------ Data for the task ------

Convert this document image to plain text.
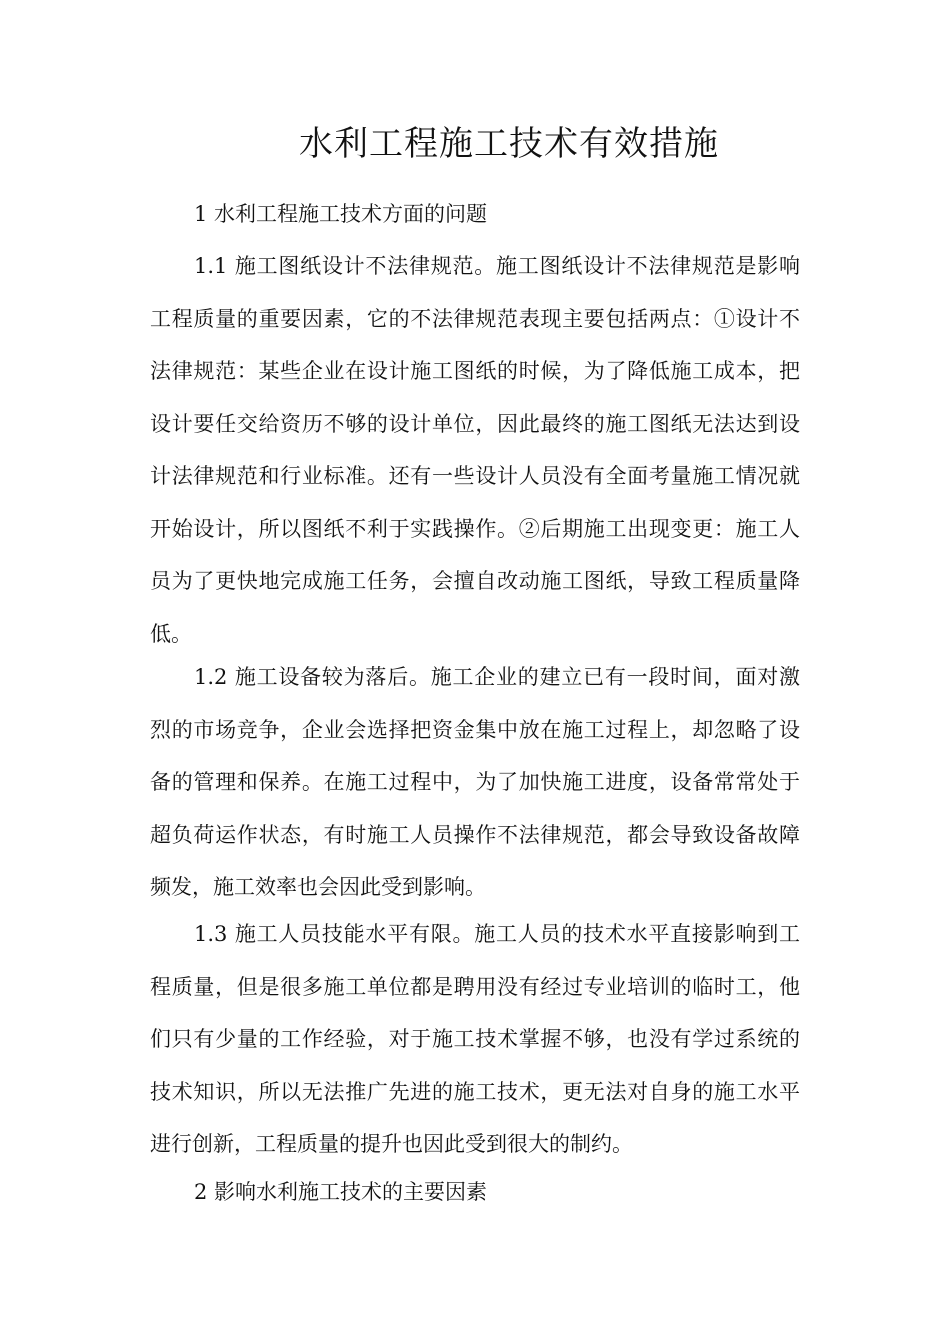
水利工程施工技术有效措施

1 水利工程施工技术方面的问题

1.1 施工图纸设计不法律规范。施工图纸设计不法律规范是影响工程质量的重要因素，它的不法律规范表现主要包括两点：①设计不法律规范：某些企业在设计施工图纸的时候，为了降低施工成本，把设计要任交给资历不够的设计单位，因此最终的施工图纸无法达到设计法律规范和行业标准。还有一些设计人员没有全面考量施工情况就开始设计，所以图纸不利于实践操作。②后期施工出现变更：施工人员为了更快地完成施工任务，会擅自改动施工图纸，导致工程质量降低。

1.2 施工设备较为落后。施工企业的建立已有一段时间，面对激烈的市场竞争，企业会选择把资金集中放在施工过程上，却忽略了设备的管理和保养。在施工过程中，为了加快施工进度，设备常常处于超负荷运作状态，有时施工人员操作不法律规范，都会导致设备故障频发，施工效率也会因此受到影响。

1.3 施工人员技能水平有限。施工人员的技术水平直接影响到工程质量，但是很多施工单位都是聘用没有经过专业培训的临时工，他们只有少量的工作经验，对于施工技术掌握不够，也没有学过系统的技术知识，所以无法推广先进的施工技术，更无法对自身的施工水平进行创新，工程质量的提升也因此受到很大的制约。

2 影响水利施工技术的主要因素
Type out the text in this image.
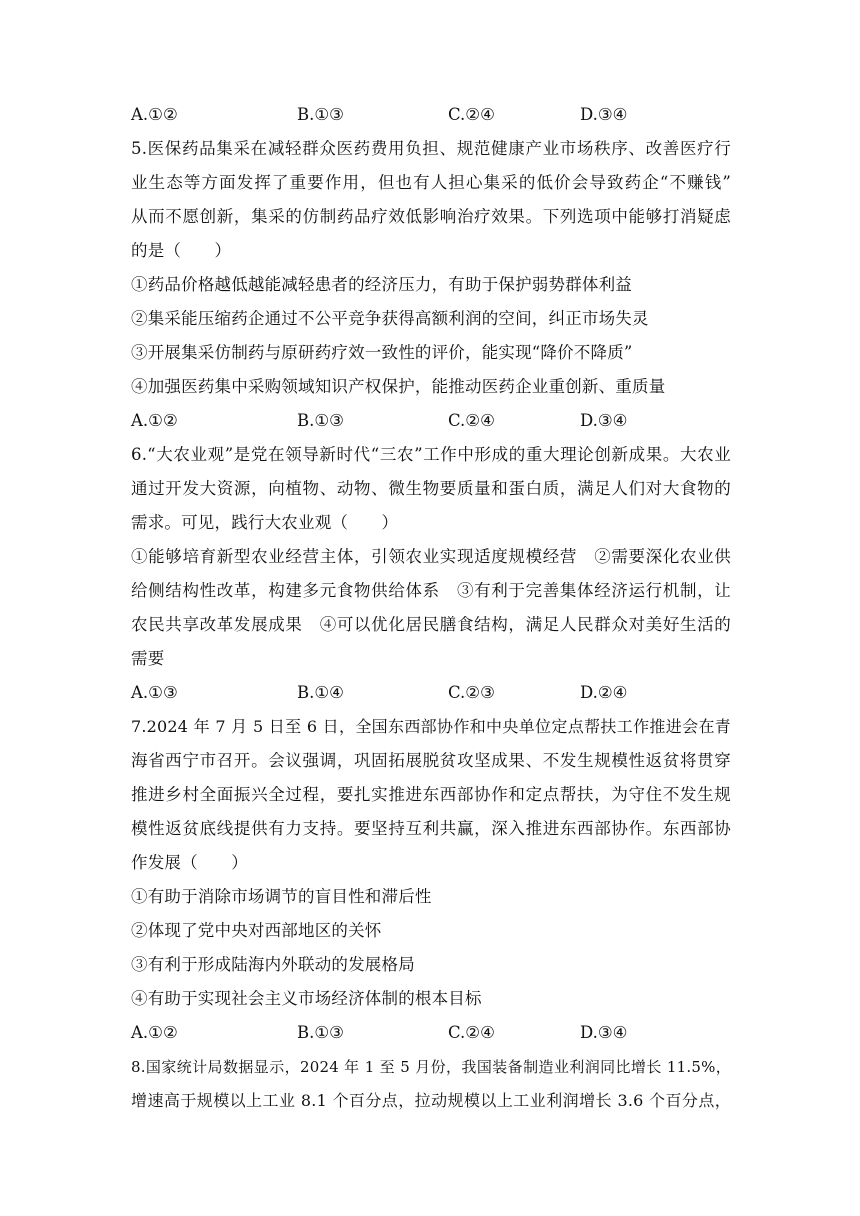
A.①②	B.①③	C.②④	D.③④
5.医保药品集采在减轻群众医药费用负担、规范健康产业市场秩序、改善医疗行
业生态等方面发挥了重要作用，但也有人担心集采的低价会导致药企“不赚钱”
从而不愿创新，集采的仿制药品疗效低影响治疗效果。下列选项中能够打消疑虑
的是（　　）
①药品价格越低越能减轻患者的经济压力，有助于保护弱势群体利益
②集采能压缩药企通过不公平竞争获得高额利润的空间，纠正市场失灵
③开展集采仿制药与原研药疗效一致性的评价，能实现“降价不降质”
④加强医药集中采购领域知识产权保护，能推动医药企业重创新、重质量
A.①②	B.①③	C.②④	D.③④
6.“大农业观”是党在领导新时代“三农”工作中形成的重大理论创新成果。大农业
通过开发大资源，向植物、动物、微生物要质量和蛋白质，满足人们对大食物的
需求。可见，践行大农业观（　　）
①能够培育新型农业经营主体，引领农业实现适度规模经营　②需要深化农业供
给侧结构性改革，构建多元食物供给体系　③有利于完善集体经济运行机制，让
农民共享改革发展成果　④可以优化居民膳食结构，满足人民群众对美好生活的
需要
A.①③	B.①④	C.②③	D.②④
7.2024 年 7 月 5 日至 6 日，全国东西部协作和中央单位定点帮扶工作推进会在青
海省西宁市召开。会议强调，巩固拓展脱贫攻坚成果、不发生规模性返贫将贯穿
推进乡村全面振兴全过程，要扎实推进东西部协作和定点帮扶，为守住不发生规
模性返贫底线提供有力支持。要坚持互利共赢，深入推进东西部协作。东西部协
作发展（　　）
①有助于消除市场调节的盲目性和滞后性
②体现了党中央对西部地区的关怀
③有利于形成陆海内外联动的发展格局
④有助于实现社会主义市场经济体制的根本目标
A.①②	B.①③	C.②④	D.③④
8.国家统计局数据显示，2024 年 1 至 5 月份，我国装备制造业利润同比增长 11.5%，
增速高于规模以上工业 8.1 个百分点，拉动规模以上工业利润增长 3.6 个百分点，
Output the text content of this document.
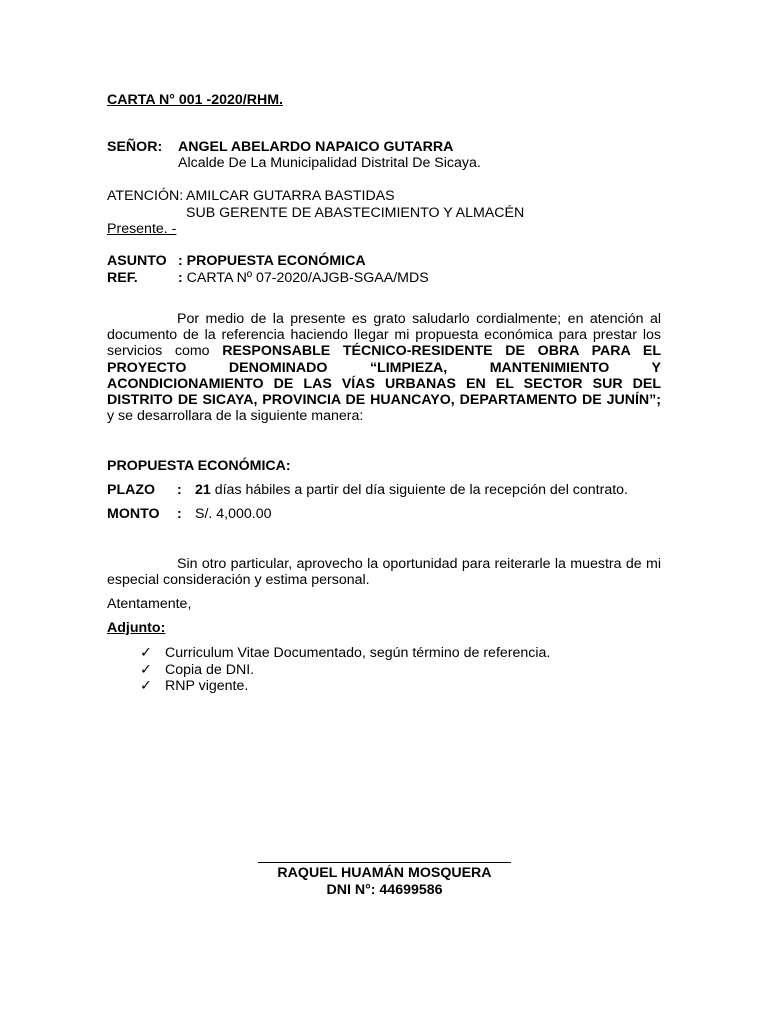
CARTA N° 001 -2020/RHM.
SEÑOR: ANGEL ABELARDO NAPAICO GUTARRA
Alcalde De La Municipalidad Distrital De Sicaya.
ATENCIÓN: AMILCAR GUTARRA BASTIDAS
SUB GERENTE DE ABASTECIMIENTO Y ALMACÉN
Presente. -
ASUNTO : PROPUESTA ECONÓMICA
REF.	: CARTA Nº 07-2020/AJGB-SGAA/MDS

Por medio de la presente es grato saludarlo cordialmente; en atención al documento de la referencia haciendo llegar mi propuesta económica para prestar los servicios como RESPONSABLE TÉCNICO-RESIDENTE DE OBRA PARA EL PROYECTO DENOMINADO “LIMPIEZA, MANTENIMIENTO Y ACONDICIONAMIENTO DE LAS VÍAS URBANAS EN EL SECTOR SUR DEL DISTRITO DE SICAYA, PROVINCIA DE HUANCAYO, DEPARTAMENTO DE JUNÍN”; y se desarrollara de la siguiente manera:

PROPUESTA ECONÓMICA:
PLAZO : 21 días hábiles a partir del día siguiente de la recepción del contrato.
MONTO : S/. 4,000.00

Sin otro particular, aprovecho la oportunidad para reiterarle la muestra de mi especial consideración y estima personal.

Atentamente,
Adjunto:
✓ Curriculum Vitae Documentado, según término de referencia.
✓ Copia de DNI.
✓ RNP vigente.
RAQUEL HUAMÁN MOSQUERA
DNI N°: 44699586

------

Task statement ::
Pull every line containing "siguiente" from the data.

Answer to the exercise ::
Por medio de la presente es grato saludarlo cordialmente; en atención al documento de la referencia haciendo llegar mi propuesta económica para prestar los servicios como RESPONSABLE TÉCNICO-RESIDENTE DE OBRA PARA EL PROYECTO DENOMINADO “LIMPIEZA, MANTENIMIENTO Y ACONDICIONAMIENTO DE LAS VÍAS URBANAS EN EL SECTOR SUR DEL DISTRITO DE SICAYA, PROVINCIA DE HUANCAYO, DEPARTAMENTO DE JUNÍN”; y se desarrollara de la siguiente manera:
PLAZO : 21 días hábiles a partir del día siguiente de la recepción del contrato.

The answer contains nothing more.